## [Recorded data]
──────────────────────────────

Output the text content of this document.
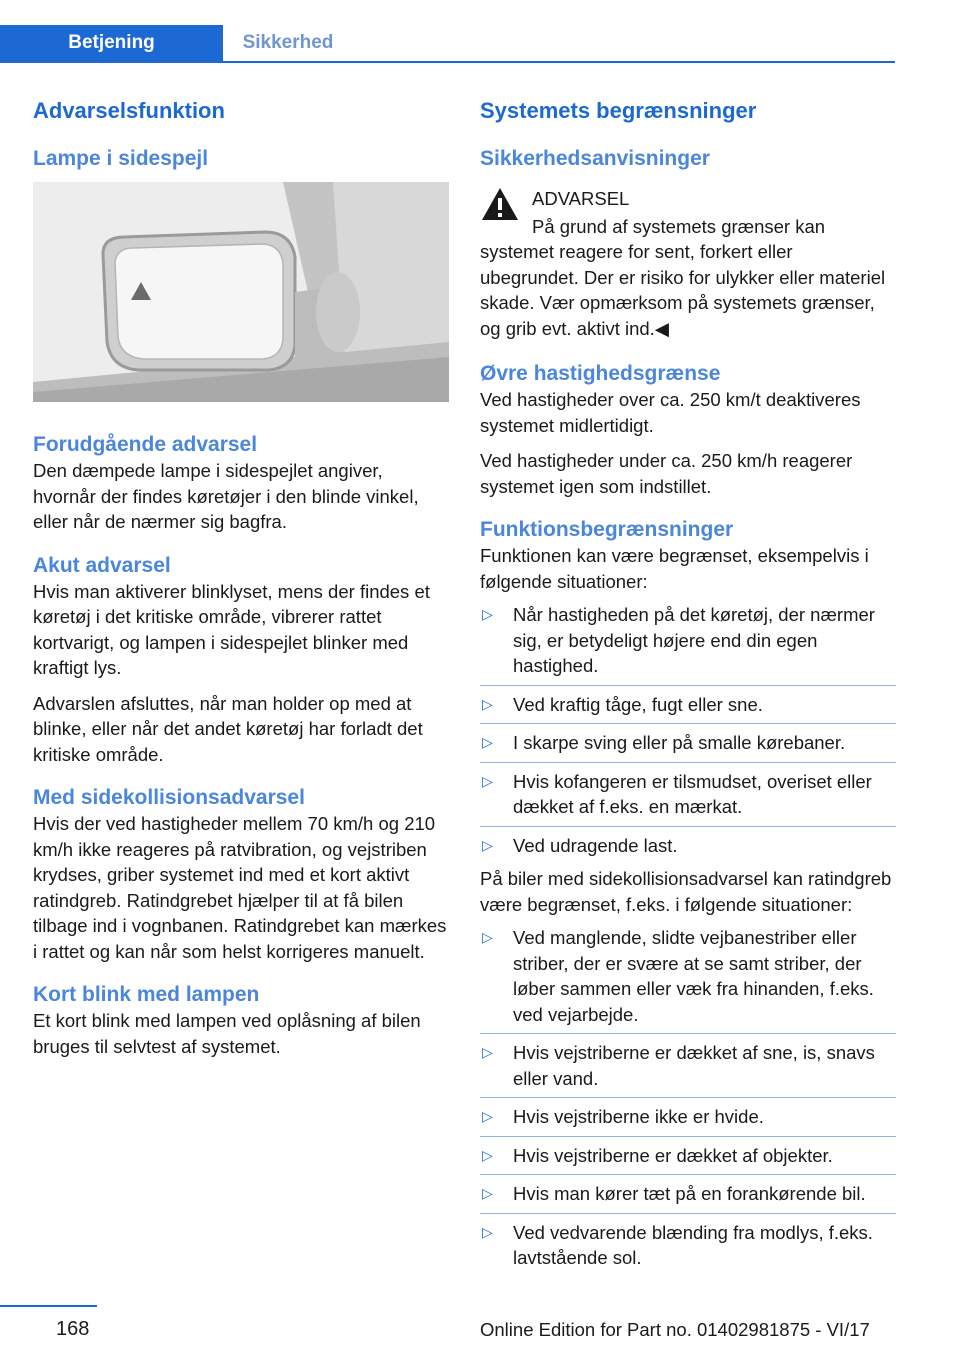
Betjening	Sikkerhed
Advarselsfunktion
Lampe i sidespejl
Forudgående advarsel

Den dæmpede lampe i sidespejlet angiver, hvornår der findes køretøjer i den blinde vinkel, eller når de nærmer sig bagfra.

Akut advarsel

Hvis man aktiverer blinklyset, mens der findes et køretøj i det kritiske område, vibrerer rattet kortvarigt, og lampen i sidespejlet blinker med kraftigt lys.

Advarslen afsluttes, når man holder op med at blinke, eller når det andet køretøj har forladt det kritiske område.

Med sidekollisionsadvarsel

Hvis der ved hastigheder mellem 70 km/h og 210 km/h ikke reageres på ratvibration, og vejstriben krydses, griber systemet ind med et kort aktivt ratindgreb. Ratindgrebet hjælper til at få bilen tilbage ind i vognbanen. Ratindgrebet kan mærkes i rattet og kan når som helst korrigeres manuelt.

Kort blink med lampen

Et kort blink med lampen ved oplåsning af bilen bruges til selvtest af systemet.

Systemets begrænsninger
Sikkerhedsanvisninger
ADVARSEL
På grund af systemets grænser kan systemet reagere for sent, forkert eller ubegrundet. Der er risiko for ulykker eller materiel skade. Vær opmærksom på systemets grænser, og grib evt. aktivt ind.◀
Øvre hastighedsgrænse

Ved hastigheder over ca. 250 km/t deaktiveres systemet midlertidigt.

Ved hastigheder under ca. 250 km/h reagerer systemet igen som indstillet.

Funktionsbegrænsninger

Funktionen kan være begrænset, eksempelvis i følgende situationer:

▷ Når hastigheden på det køretøj, der nærmer sig, er betydeligt højere end din egen hastighed.
▷ Ved kraftig tåge, fugt eller sne.
▷ I skarpe sving eller på smalle kørebaner.
▷ Hvis kofangeren er tilsmudset, overiset eller dækket af f.eks. en mærkat.
▷ Ved udragende last.

På biler med sidekollisionsadvarsel kan ratindgreb være begrænset, f.eks. i følgende situationer:

▷ Ved manglende, slidte vejbanestriber eller striber, der er svære at se samt striber, der løber sammen eller væk fra hinanden, f.eks. ved vejarbejde.
▷ Hvis vejstriberne er dækket af sne, is, snavs eller vand.
▷ Hvis vejstriberne ikke er hvide.
▷ Hvis vejstriberne er dækket af objekter.
▷ Hvis man kører tæt på en forankørende bil.
▷ Ved vedvarende blænding fra modlys, f.eks. lavtstående sol.
168	Online Edition for Part no. 01402981875 - VI/17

──────────────────────────────

## [EXERCISE DESCRIPTION]
Copy each line of the records containing the string "ratindgreb".

## [RESPONSE TO THIS EXERCISE]
Hvis der ved hastigheder mellem 70 km/h og 210 km/h ikke reageres på ratvibration, og vejstriben krydses, griber systemet ind med et kort aktivt ratindgreb. Ratindgrebet hjælper til at få bilen tilbage ind i vognbanen. Ratindgrebet kan mærkes i rattet og kan når som helst korrigeres manuelt.
På biler med sidekollisionsadvarsel kan ratindgreb være begrænset, f.eks. i følgende situationer:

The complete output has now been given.